A run of records:
-- begin --
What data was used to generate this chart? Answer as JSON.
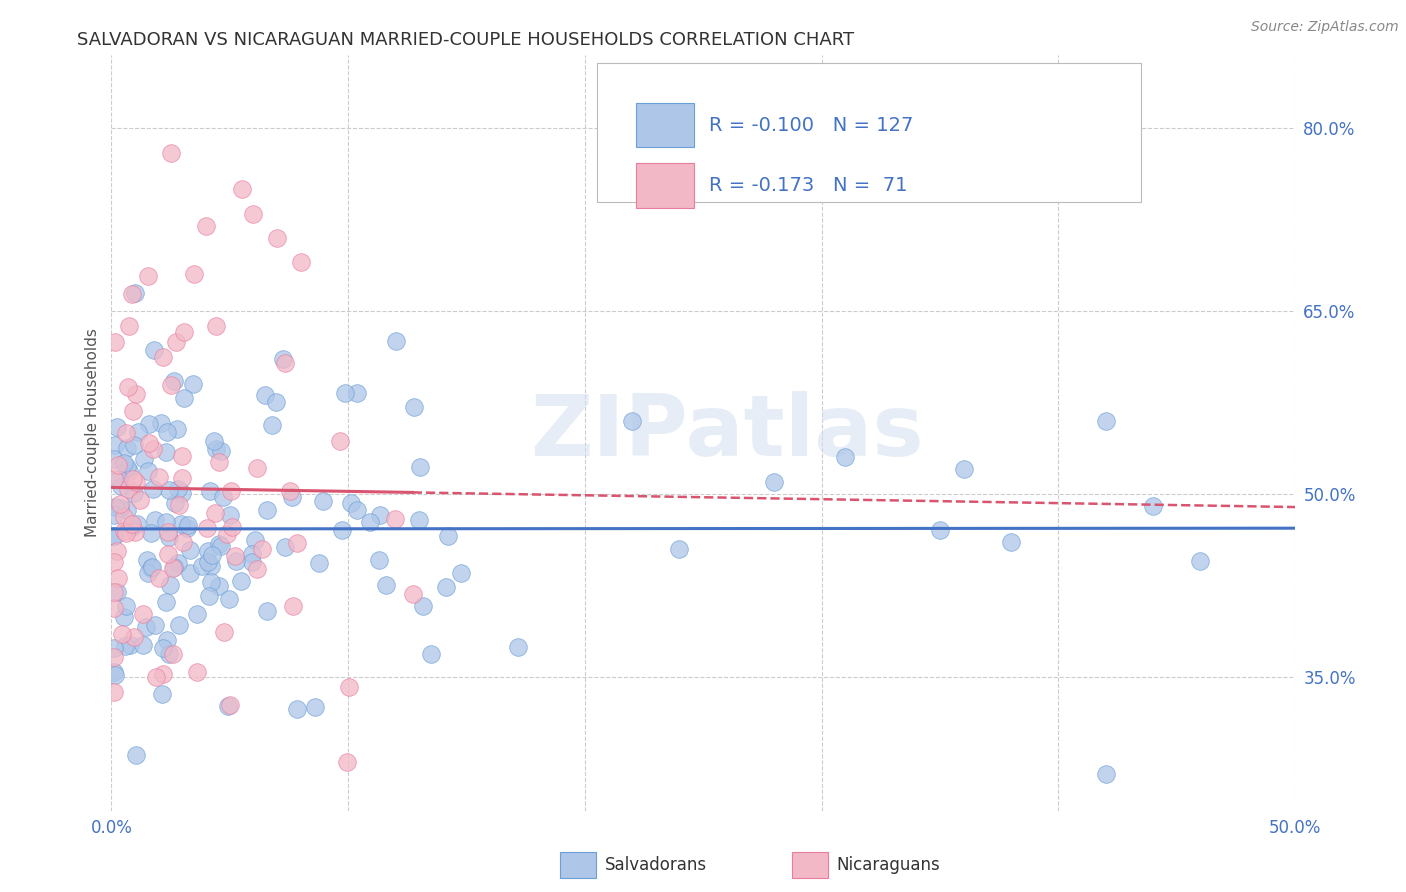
{
  "title": "SALVADORAN VS NICARAGUAN MARRIED-COUPLE HOUSEHOLDS CORRELATION CHART",
  "source": "Source: ZipAtlas.com",
  "xlabel_salvadoran": "Salvadorans",
  "xlabel_nicaraguan": "Nicaraguans",
  "ylabel": "Married-couple Households",
  "xlim": [
    0.0,
    0.5
  ],
  "ylim": [
    0.24,
    0.86
  ],
  "xtick_labels": [
    "0.0%",
    "",
    "",
    "",
    "",
    "50.0%"
  ],
  "xtick_values": [
    0.0,
    0.1,
    0.2,
    0.3,
    0.4,
    0.5
  ],
  "ytick_labels": [
    "35.0%",
    "50.0%",
    "65.0%",
    "80.0%"
  ],
  "ytick_values": [
    0.35,
    0.5,
    0.65,
    0.8
  ],
  "R_salvadoran": -0.1,
  "N_salvadoran": 127,
  "R_nicaraguan": -0.173,
  "N_nicaraguan": 71,
  "blue_color": "#aec6e8",
  "pink_color": "#f2b8c6",
  "blue_edge_color": "#6a9fd8",
  "pink_edge_color": "#e87da0",
  "blue_line_color": "#4472c4",
  "pink_line_color": "#d9546e",
  "legend_text_color": "#4472c4",
  "tick_color": "#4472c4",
  "background_color": "#ffffff",
  "watermark": "ZIPatlas",
  "title_fontsize": 13,
  "axis_label_fontsize": 11,
  "tick_fontsize": 12,
  "source_fontsize": 10
}
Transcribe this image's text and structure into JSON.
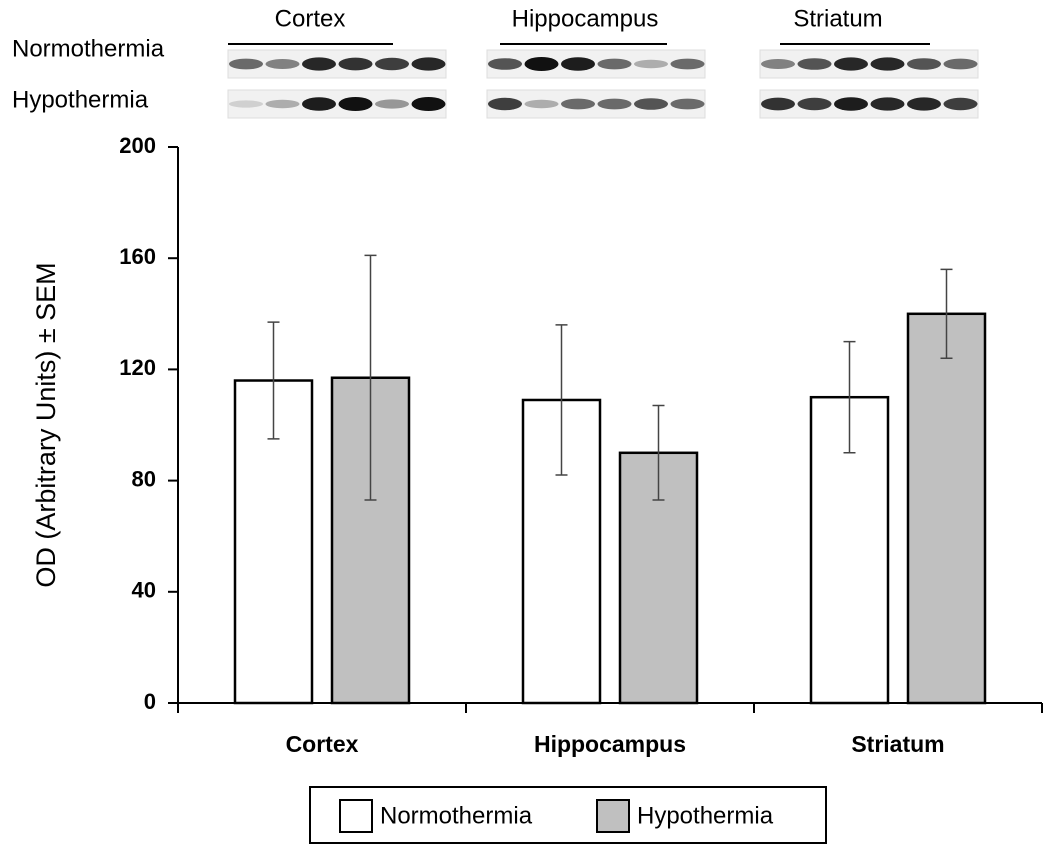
{
  "blot_panel": {
    "regions": [
      "Cortex",
      "Hippocampus",
      "Striatum"
    ],
    "conditions": [
      "Normothermia",
      "Hypothermia"
    ]
  },
  "chart_data": {
    "type": "bar",
    "y_label": "OD (Arbitrary Units) ± SEM",
    "categories": [
      "Cortex",
      "Hippocampus",
      "Striatum"
    ],
    "series": [
      {
        "name": "Normothermia",
        "color": "#ffffff",
        "values": [
          116,
          109,
          110
        ],
        "errors": [
          21,
          27,
          20
        ]
      },
      {
        "name": "Hypothermia",
        "color": "#c0c0c0",
        "values": [
          117,
          90,
          140
        ],
        "errors": [
          44,
          17,
          16
        ]
      }
    ],
    "ylim": [
      0,
      200
    ],
    "yticks": [
      0,
      40,
      80,
      120,
      160,
      200
    ],
    "grid": false
  }
}
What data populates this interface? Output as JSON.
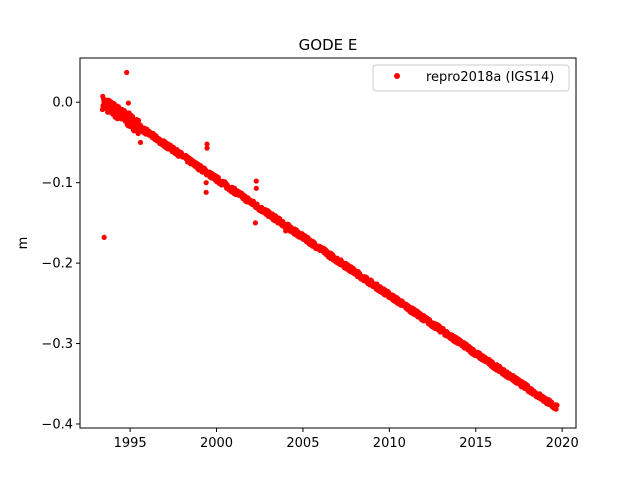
{
  "chart_data": {
    "type": "scatter",
    "title": "GODE E",
    "xlabel": "",
    "ylabel": "m",
    "xlim": [
      1992.1,
      2020.8
    ],
    "ylim": [
      -0.405,
      0.055
    ],
    "x_ticks": [
      1995,
      2000,
      2005,
      2010,
      2015,
      2020
    ],
    "x_tick_labels": [
      "1995",
      "2000",
      "2005",
      "2010",
      "2015",
      "2020"
    ],
    "y_ticks": [
      0.0,
      -0.1,
      -0.2,
      -0.3,
      -0.4
    ],
    "y_tick_labels": [
      "0.0",
      "−0.1",
      "−0.2",
      "−0.3",
      "−0.4"
    ],
    "grid": false,
    "legend": {
      "position": "top-right"
    },
    "series": [
      {
        "name": "repro2018a (IGS14)",
        "color": "#ff0000",
        "marker": "circle",
        "trend": {
          "x_start": 1993.4,
          "y_start": 0.0,
          "x_end": 2019.7,
          "y_end": -0.38
        },
        "outliers": [
          {
            "x": 1993.5,
            "y": -0.168
          },
          {
            "x": 1994.8,
            "y": 0.037
          },
          {
            "x": 1994.9,
            "y": -0.001
          },
          {
            "x": 1995.6,
            "y": -0.05
          },
          {
            "x": 1999.45,
            "y": -0.052
          },
          {
            "x": 1999.45,
            "y": -0.057
          },
          {
            "x": 1999.4,
            "y": -0.1
          },
          {
            "x": 1999.4,
            "y": -0.112
          },
          {
            "x": 2002.3,
            "y": -0.098
          },
          {
            "x": 2002.3,
            "y": -0.107
          },
          {
            "x": 2002.25,
            "y": -0.15
          },
          {
            "x": 2004.0,
            "y": -0.16
          }
        ]
      }
    ]
  }
}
-- end --
Request:
Transcribe the records verbatim and omit the images.

Finished exercise:
What data was used to generate this chart? Answer as JSON.
{
  "title": "SALVADORAN VS NICARAGUAN MARRIED-COUPLE HOUSEHOLDS CORRELATION CHART",
  "source": "Source: ZipAtlas.com",
  "xlabel_salvadoran": "Salvadorans",
  "xlabel_nicaraguan": "Nicaraguans",
  "ylabel": "Married-couple Households",
  "xlim": [
    0.0,
    0.5
  ],
  "ylim": [
    0.24,
    0.86
  ],
  "xtick_labels": [
    "0.0%",
    "",
    "",
    "",
    "",
    "50.0%"
  ],
  "xtick_values": [
    0.0,
    0.1,
    0.2,
    0.3,
    0.4,
    0.5
  ],
  "ytick_labels": [
    "35.0%",
    "50.0%",
    "65.0%",
    "80.0%"
  ],
  "ytick_values": [
    0.35,
    0.5,
    0.65,
    0.8
  ],
  "R_salvadoran": -0.1,
  "N_salvadoran": 127,
  "R_nicaraguan": -0.173,
  "N_nicaraguan": 71,
  "blue_color": "#aec6e8",
  "pink_color": "#f2b8c6",
  "blue_edge_color": "#6a9fd8",
  "pink_edge_color": "#e87da0",
  "blue_line_color": "#4472c4",
  "pink_line_color": "#d9546e",
  "legend_text_color": "#4472c4",
  "tick_color": "#4472c4",
  "background_color": "#ffffff",
  "watermark": "ZIPatlas",
  "title_fontsize": 13,
  "axis_label_fontsize": 11,
  "tick_fontsize": 12,
  "source_fontsize": 10
}
Transcribe this image's text and structure into JSON.
{
  "blot_panel": {
    "regions": [
      "Cortex",
      "Hippocampus",
      "Striatum"
    ],
    "conditions": [
      "Normothermia",
      "Hypothermia"
    ]
  },
  "chart_data": {
    "type": "bar",
    "y_label": "OD (Arbitrary Units) ± SEM",
    "categories": [
      "Cortex",
      "Hippocampus",
      "Striatum"
    ],
    "series": [
      {
        "name": "Normothermia",
        "color": "#ffffff",
        "values": [
          116,
          109,
          110
        ],
        "errors": [
          21,
          27,
          20
        ]
      },
      {
        "name": "Hypothermia",
        "color": "#c0c0c0",
        "values": [
          117,
          90,
          140
        ],
        "errors": [
          44,
          17,
          16
        ]
      }
    ],
    "ylim": [
      0,
      200
    ],
    "yticks": [
      0,
      40,
      80,
      120,
      160,
      200
    ],
    "grid": false
  }
}
What data populates this interface? Output as JSON.
{
  "chart_data": {
    "type": "scatter",
    "title": "GODE E",
    "xlabel": "",
    "ylabel": "m",
    "xlim": [
      1992.1,
      2020.8
    ],
    "ylim": [
      -0.405,
      0.055
    ],
    "x_ticks": [
      1995,
      2000,
      2005,
      2010,
      2015,
      2020
    ],
    "x_tick_labels": [
      "1995",
      "2000",
      "2005",
      "2010",
      "2015",
      "2020"
    ],
    "y_ticks": [
      0.0,
      -0.1,
      -0.2,
      -0.3,
      -0.4
    ],
    "y_tick_labels": [
      "0.0",
      "−0.1",
      "−0.2",
      "−0.3",
      "−0.4"
    ],
    "grid": false,
    "legend": {
      "position": "top-right"
    },
    "series": [
      {
        "name": "repro2018a (IGS14)",
        "color": "#ff0000",
        "marker": "circle",
        "trend": {
          "x_start": 1993.4,
          "y_start": 0.0,
          "x_end": 2019.7,
          "y_end": -0.38
        },
        "outliers": [
          {
            "x": 1993.5,
            "y": -0.168
          },
          {
            "x": 1994.8,
            "y": 0.037
          },
          {
            "x": 1994.9,
            "y": -0.001
          },
          {
            "x": 1995.6,
            "y": -0.05
          },
          {
            "x": 1999.45,
            "y": -0.052
          },
          {
            "x": 1999.45,
            "y": -0.057
          },
          {
            "x": 1999.4,
            "y": -0.1
          },
          {
            "x": 1999.4,
            "y": -0.112
          },
          {
            "x": 2002.3,
            "y": -0.098
          },
          {
            "x": 2002.3,
            "y": -0.107
          },
          {
            "x": 2002.25,
            "y": -0.15
          },
          {
            "x": 2004.0,
            "y": -0.16
          }
        ]
      }
    ]
  }
}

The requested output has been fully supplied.